- [Material for this task]

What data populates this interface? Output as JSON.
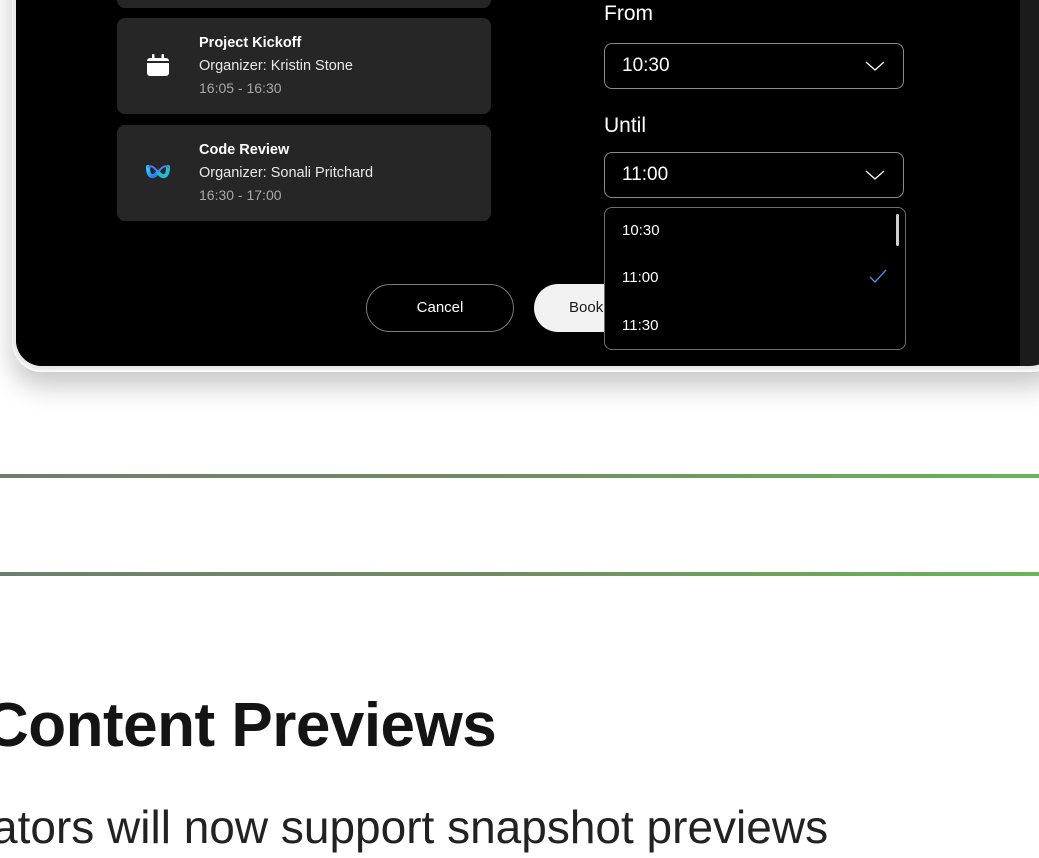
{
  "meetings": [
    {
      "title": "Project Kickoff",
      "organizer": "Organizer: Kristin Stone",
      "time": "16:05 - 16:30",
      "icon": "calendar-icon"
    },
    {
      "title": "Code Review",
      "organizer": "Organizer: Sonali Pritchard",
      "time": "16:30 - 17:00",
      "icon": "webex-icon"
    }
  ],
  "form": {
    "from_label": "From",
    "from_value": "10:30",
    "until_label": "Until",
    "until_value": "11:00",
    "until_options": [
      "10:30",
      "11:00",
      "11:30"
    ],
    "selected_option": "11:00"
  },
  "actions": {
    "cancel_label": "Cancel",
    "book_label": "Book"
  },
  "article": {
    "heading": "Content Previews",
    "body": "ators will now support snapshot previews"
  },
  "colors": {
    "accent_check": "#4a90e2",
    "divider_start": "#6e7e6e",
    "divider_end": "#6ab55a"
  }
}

- [Given task] Write out the entries again, exactly as given, skipping any images.

- [Response]
What data populates this interface? Output as JSON.
{
  "meetings": [
    {
      "title": "Project Kickoff",
      "organizer": "Organizer: Kristin Stone",
      "time": "16:05 - 16:30",
      "icon": "calendar-icon"
    },
    {
      "title": "Code Review",
      "organizer": "Organizer: Sonali Pritchard",
      "time": "16:30 - 17:00",
      "icon": "webex-icon"
    }
  ],
  "form": {
    "from_label": "From",
    "from_value": "10:30",
    "until_label": "Until",
    "until_value": "11:00",
    "until_options": [
      "10:30",
      "11:00",
      "11:30"
    ],
    "selected_option": "11:00"
  },
  "actions": {
    "cancel_label": "Cancel",
    "book_label": "Book"
  },
  "article": {
    "heading": "Content Previews",
    "body": "ators will now support snapshot previews"
  },
  "colors": {
    "accent_check": "#4a90e2",
    "divider_start": "#6e7e6e",
    "divider_end": "#6ab55a"
  }
}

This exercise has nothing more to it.